### Description of the task
Your task is to repeat the entries exactly. Leave the pictures out.

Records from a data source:
··········

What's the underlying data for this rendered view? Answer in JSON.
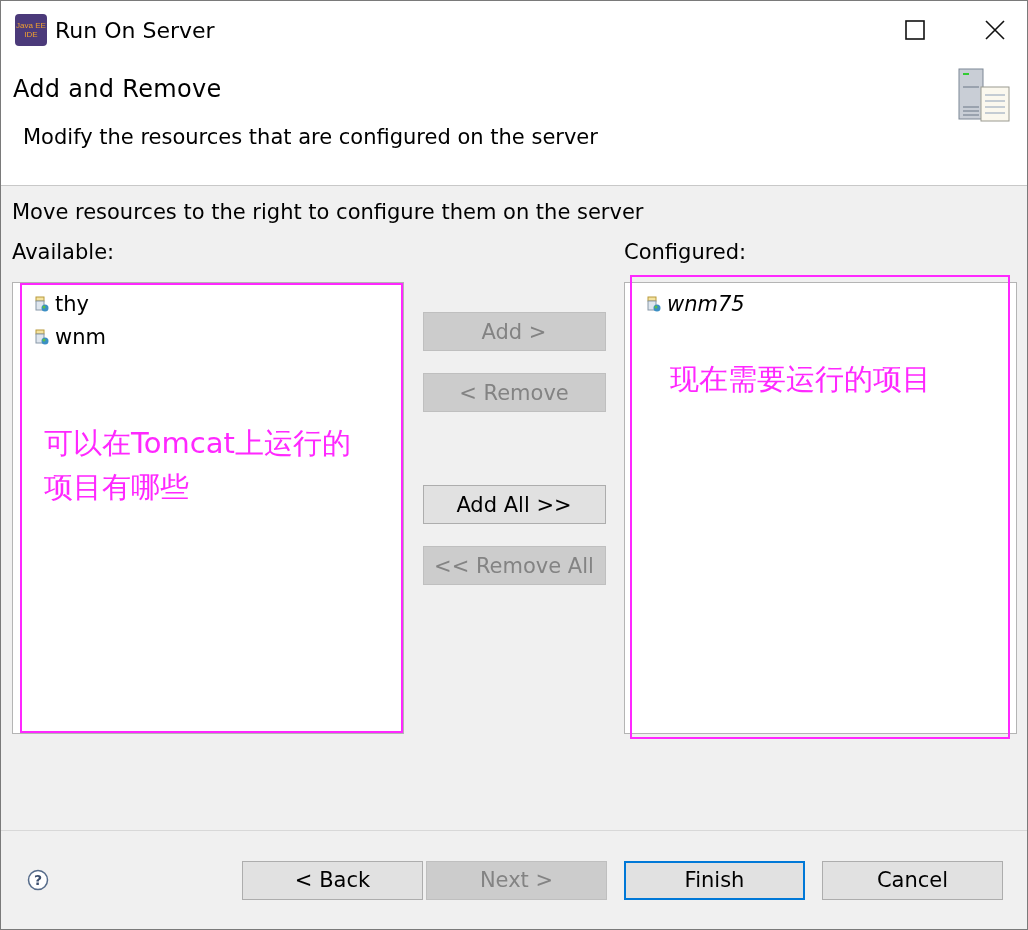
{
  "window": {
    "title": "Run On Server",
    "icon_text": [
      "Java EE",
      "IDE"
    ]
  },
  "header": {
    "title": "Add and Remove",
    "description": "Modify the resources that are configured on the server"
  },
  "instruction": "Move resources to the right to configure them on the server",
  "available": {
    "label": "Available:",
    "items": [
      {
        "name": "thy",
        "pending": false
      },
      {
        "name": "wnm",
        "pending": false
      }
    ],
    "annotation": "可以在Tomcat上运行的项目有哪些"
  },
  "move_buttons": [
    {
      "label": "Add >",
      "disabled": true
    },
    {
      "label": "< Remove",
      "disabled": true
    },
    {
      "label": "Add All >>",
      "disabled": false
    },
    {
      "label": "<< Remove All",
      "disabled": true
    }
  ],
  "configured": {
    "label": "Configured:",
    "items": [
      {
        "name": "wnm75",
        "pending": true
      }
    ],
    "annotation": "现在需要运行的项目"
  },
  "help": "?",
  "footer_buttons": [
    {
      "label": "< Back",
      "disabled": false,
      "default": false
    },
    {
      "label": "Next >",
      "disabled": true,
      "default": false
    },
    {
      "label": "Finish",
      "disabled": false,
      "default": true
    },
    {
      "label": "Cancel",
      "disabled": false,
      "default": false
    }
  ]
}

··········

### Result of the exercise
What's the underlying data for this rendered view? Answer in JSON.
{
  "window": {
    "title": "Run On Server",
    "icon_text": [
      "Java EE",
      "IDE"
    ]
  },
  "header": {
    "title": "Add and Remove",
    "description": "Modify the resources that are configured on the server"
  },
  "instruction": "Move resources to the right to configure them on the server",
  "available": {
    "label": "Available:",
    "items": [
      {
        "name": "thy",
        "pending": false
      },
      {
        "name": "wnm",
        "pending": false
      }
    ],
    "annotation": "可以在Tomcat上运行的项目有哪些"
  },
  "move_buttons": [
    {
      "label": "Add >",
      "disabled": true
    },
    {
      "label": "< Remove",
      "disabled": true
    },
    {
      "label": "Add All >>",
      "disabled": false
    },
    {
      "label": "<< Remove All",
      "disabled": true
    }
  ],
  "configured": {
    "label": "Configured:",
    "items": [
      {
        "name": "wnm75",
        "pending": true
      }
    ],
    "annotation": "现在需要运行的项目"
  },
  "help": "?",
  "footer_buttons": [
    {
      "label": "< Back",
      "disabled": false,
      "default": false
    },
    {
      "label": "Next >",
      "disabled": true,
      "default": false
    },
    {
      "label": "Finish",
      "disabled": false,
      "default": true
    },
    {
      "label": "Cancel",
      "disabled": false,
      "default": false
    }
  ]
}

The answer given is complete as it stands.